Dataset items:

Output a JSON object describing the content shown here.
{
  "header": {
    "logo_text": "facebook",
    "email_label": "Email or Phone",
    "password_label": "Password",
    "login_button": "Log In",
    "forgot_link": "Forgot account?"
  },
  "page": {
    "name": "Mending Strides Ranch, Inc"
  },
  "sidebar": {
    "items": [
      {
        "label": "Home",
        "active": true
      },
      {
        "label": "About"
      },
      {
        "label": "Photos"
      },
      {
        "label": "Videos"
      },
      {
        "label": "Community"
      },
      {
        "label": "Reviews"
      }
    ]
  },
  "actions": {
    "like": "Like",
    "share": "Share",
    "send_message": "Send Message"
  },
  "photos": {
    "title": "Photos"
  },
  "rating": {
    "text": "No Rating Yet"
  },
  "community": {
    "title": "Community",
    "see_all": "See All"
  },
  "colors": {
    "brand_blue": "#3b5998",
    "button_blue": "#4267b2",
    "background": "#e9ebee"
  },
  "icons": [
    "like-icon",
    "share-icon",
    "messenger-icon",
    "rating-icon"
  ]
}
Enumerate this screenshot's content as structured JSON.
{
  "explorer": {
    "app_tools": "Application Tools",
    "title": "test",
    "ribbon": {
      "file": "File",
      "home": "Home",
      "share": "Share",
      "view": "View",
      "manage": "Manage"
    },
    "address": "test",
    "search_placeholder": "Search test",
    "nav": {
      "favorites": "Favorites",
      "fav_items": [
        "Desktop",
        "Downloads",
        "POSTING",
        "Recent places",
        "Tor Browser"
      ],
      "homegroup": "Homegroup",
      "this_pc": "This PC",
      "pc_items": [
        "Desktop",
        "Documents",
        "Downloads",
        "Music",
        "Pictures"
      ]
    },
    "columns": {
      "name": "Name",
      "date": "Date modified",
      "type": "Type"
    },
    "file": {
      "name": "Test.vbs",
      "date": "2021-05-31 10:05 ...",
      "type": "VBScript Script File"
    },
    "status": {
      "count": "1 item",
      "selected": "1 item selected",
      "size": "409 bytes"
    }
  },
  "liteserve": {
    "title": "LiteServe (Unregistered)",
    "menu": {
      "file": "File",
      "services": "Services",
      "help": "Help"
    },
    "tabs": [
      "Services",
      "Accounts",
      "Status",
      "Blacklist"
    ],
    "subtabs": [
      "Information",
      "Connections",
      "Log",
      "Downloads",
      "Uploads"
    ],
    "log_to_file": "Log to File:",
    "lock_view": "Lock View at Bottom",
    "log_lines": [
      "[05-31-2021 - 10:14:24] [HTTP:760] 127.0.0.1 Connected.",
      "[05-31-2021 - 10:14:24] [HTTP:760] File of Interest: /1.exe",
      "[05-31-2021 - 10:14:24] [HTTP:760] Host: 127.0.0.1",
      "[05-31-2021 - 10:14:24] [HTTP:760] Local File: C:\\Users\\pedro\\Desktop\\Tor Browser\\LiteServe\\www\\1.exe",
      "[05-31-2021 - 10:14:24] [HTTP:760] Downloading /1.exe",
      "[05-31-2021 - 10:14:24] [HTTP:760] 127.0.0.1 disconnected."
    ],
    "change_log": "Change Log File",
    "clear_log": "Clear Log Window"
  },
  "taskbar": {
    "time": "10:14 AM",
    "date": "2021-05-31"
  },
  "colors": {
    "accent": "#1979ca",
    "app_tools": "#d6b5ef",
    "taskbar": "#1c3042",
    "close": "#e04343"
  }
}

[DO THIS]
Extract every line above containing the word "Browser".

[RESULT]
        "Tor Browser"
      "[05-31-2021 - 10:14:24] [HTTP:760] Local File: C:\\Users\\pedro\\Desktop\\Tor Browser\\LiteServe\\www\\1.exe",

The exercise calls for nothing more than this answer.